What the task asks | Give the material again in full, matching it exactly.

___

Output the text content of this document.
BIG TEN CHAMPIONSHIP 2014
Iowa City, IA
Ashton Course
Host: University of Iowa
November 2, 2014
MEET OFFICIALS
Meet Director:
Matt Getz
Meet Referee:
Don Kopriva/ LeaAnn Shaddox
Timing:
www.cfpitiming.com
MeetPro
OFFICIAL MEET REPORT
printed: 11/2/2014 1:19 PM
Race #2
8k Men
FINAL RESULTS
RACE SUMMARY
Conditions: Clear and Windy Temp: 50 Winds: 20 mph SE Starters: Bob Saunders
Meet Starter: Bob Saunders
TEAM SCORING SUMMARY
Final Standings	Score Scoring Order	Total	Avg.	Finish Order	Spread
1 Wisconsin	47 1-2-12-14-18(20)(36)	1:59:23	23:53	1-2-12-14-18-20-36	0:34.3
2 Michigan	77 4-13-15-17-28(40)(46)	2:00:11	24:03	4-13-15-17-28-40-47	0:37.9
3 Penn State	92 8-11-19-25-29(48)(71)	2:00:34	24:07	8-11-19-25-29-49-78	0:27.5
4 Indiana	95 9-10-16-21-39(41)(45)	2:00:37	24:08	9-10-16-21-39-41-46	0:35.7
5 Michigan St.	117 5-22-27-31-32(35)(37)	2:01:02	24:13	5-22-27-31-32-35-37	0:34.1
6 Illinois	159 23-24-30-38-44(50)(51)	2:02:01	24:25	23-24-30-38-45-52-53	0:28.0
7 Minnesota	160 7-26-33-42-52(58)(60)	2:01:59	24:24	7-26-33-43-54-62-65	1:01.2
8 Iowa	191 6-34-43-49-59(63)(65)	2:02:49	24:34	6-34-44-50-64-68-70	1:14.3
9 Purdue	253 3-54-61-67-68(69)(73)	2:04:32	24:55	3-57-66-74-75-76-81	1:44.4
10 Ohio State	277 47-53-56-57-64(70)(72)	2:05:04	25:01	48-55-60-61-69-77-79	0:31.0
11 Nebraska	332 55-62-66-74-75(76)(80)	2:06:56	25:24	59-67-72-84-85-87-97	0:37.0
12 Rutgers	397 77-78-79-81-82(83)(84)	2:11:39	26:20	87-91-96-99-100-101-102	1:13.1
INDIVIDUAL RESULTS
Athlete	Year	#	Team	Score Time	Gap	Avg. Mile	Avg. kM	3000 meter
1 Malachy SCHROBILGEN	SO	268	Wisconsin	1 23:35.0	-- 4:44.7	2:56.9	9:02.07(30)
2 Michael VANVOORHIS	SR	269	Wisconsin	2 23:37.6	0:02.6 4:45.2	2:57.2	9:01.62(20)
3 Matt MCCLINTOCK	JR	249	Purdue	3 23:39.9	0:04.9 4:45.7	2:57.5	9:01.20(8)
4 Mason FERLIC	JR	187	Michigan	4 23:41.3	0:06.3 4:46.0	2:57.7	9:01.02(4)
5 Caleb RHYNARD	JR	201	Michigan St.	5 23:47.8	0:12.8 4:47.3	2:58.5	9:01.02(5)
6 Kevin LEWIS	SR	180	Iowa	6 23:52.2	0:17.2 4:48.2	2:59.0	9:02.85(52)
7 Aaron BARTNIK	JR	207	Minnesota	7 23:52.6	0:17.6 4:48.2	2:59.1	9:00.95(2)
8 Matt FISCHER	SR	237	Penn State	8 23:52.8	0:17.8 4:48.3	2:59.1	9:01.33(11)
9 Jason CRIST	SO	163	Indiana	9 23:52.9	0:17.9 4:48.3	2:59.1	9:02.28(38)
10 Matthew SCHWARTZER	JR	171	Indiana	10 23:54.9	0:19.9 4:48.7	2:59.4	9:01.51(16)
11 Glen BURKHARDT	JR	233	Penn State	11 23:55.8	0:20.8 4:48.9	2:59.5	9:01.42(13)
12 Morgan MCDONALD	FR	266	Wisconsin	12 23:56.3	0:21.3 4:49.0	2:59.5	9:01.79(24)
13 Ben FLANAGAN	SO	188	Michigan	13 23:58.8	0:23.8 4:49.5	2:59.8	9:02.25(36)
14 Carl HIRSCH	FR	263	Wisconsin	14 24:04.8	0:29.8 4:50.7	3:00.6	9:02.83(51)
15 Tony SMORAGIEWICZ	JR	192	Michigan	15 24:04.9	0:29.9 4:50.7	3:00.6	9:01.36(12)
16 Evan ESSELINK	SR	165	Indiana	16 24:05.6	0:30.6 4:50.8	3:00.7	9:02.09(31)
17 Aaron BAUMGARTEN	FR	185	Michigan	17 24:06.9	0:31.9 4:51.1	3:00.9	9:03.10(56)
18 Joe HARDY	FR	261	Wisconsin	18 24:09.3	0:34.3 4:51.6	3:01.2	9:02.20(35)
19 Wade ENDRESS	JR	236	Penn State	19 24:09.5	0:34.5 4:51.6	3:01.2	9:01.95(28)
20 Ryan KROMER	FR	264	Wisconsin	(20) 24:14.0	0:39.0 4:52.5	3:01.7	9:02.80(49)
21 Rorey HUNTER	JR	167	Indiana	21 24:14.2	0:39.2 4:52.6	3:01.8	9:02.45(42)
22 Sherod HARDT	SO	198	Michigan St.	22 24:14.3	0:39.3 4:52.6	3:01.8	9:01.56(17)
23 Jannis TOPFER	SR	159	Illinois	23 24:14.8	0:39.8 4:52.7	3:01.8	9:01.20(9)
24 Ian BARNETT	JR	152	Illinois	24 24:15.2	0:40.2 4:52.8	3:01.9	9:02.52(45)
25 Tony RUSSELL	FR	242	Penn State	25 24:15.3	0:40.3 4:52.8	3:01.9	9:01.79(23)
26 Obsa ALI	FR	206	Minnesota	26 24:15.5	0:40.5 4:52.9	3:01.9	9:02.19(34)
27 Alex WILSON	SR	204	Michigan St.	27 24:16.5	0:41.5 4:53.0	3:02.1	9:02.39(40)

___

The solution |
Output the text content of this document.
BIG TEN CHAMPIONSHIP 2014
Iowa City, IA
Ashton Course
Host: University of Iowa
November 2, 2014
MEET OFFICIALS
Meet Director:
Matt Getz
Meet Referee:
Don Kopriva/ LeaAnn Shaddox
Timing:
www.cfpitiming.com
MeetPro
OFFICIAL MEET REPORT
printed: 11/2/2014 1:19 PM
Race #2
8k Men
FINAL RESULTS
RACE SUMMARY
Conditions: Clear and Windy Temp: 50 Winds: 20 mph SE Starters: Bob Saunders
Meet Starter: Bob Saunders
TEAM SCORING SUMMARY
Final Standings	Score Scoring Order	Total	Avg.	Finish Order	Spread
1 Wisconsin	47 1-2-12-14-18(20)(36)	1:59:23	23:53	1-2-12-14-18-20-36	0:34.3
2 Michigan	77 4-13-15-17-28(40)(46)	2:00:11	24:03	4-13-15-17-28-40-47	0:37.9
3 Penn State	92 8-11-19-25-29(48)(71)	2:00:34	24:07	8-11-19-25-29-49-78	0:27.5
4 Indiana	95 9-10-16-21-39(41)(45)	2:00:37	24:08	9-10-16-21-39-41-46	0:35.7
5 Michigan St.	117 5-22-27-31-32(35)(37)	2:01:02	24:13	5-22-27-31-32-35-37	0:34.1
6 Illinois	159 23-24-30-38-44(50)(51)	2:02:01	24:25	23-24-30-38-45-52-53	0:28.0
7 Minnesota	160 7-26-33-42-52(58)(60)	2:01:59	24:24	7-26-33-43-54-62-65	1:01.2
8 Iowa	191 6-34-43-49-59(63)(65)	2:02:49	24:34	6-34-44-50-64-68-70	1:14.3
9 Purdue	253 3-54-61-67-68(69)(73)	2:04:32	24:55	3-57-66-74-75-76-81	1:44.4
10 Ohio State	277 47-53-56-57-64(70)(72)	2:05:04	25:01	48-55-60-61-69-77-79	0:31.0
11 Nebraska	332 55-62-66-74-75(76)(80)	2:06:56	25:24	59-67-72-84-85-87-97	0:37.0
12 Rutgers	397 77-78-79-81-82(83)(84)	2:11:39	26:20	87-91-96-99-100-101-102	1:13.1
INDIVIDUAL RESULTS
Athlete	Year	#	Team	Score Time	Gap	Avg. Mile	Avg. kM	3000 meter
1 Malachy SCHROBILGEN	SO	268	Wisconsin	1 23:35.0	-- 4:44.7	2:56.9	9:02.07(30)
2 Michael VANVOORHIS	SR	269	Wisconsin	2 23:37.6	0:02.6 4:45.2	2:57.2	9:01.62(20)
3 Matt MCCLINTOCK	JR	249	Purdue	3 23:39.9	0:04.9 4:45.7	2:57.5	9:01.20(8)
4 Mason FERLIC	JR	187	Michigan	4 23:41.3	0:06.3 4:46.0	2:57.7	9:01.02(4)
5 Caleb RHYNARD	JR	201	Michigan St.	5 23:47.8	0:12.8 4:47.3	2:58.5	9:01.02(5)
6 Kevin LEWIS	SR	180	Iowa	6 23:52.2	0:17.2 4:48.2	2:59.0	9:02.85(52)
7 Aaron BARTNIK	JR	207	Minnesota	7 23:52.6	0:17.6 4:48.2	2:59.1	9:00.95(2)
8 Matt FISCHER	SR	237	Penn State	8 23:52.8	0:17.8 4:48.3	2:59.1	9:01.33(11)
9 Jason CRIST	SO	163	Indiana	9 23:52.9	0:17.9 4:48.3	2:59.1	9:02.28(38)
10 Matthew SCHWARTZER	JR	171	Indiana	10 23:54.9	0:19.9 4:48.7	2:59.4	9:01.51(16)
11 Glen BURKHARDT	JR	233	Penn State	11 23:55.8	0:20.8 4:48.9	2:59.5	9:01.42(13)
12 Morgan MCDONALD	FR	266	Wisconsin	12 23:56.3	0:21.3 4:49.0	2:59.5	9:01.79(24)
13 Ben FLANAGAN	SO	188	Michigan	13 23:58.8	0:23.8 4:49.5	2:59.8	9:02.25(36)
14 Carl HIRSCH	FR	263	Wisconsin	14 24:04.8	0:29.8 4:50.7	3:00.6	9:02.83(51)
15 Tony SMORAGIEWICZ	JR	192	Michigan	15 24:04.9	0:29.9 4:50.7	3:00.6	9:01.36(12)
16 Evan ESSELINK	SR	165	Indiana	16 24:05.6	0:30.6 4:50.8	3:00.7	9:02.09(31)
17 Aaron BAUMGARTEN	FR	185	Michigan	17 24:06.9	0:31.9 4:51.1	3:00.9	9:03.10(56)
18 Joe HARDY	FR	261	Wisconsin	18 24:09.3	0:34.3 4:51.6	3:01.2	9:02.20(35)
19 Wade ENDRESS	JR	236	Penn State	19 24:09.5	0:34.5 4:51.6	3:01.2	9:01.95(28)
20 Ryan KROMER	FR	264	Wisconsin	(20) 24:14.0	0:39.0 4:52.5	3:01.7	9:02.80(49)
21 Rorey HUNTER	JR	167	Indiana	21 24:14.2	0:39.2 4:52.6	3:01.8	9:02.45(42)
22 Sherod HARDT	SO	198	Michigan St.	22 24:14.3	0:39.3 4:52.6	3:01.8	9:01.56(17)
23 Jannis TOPFER	SR	159	Illinois	23 24:14.8	0:39.8 4:52.7	3:01.8	9:01.20(9)
24 Ian BARNETT	JR	152	Illinois	24 24:15.2	0:40.2 4:52.8	3:01.9	9:02.52(45)
25 Tony RUSSELL	FR	242	Penn State	25 24:15.3	0:40.3 4:52.8	3:01.9	9:01.79(23)
26 Obsa ALI	FR	206	Minnesota	26 24:15.5	0:40.5 4:52.9	3:01.9	9:02.19(34)
27 Alex WILSON	SR	204	Michigan St.	27 24:16.5	0:41.5 4:53.0	3:02.1	9:02.39(40)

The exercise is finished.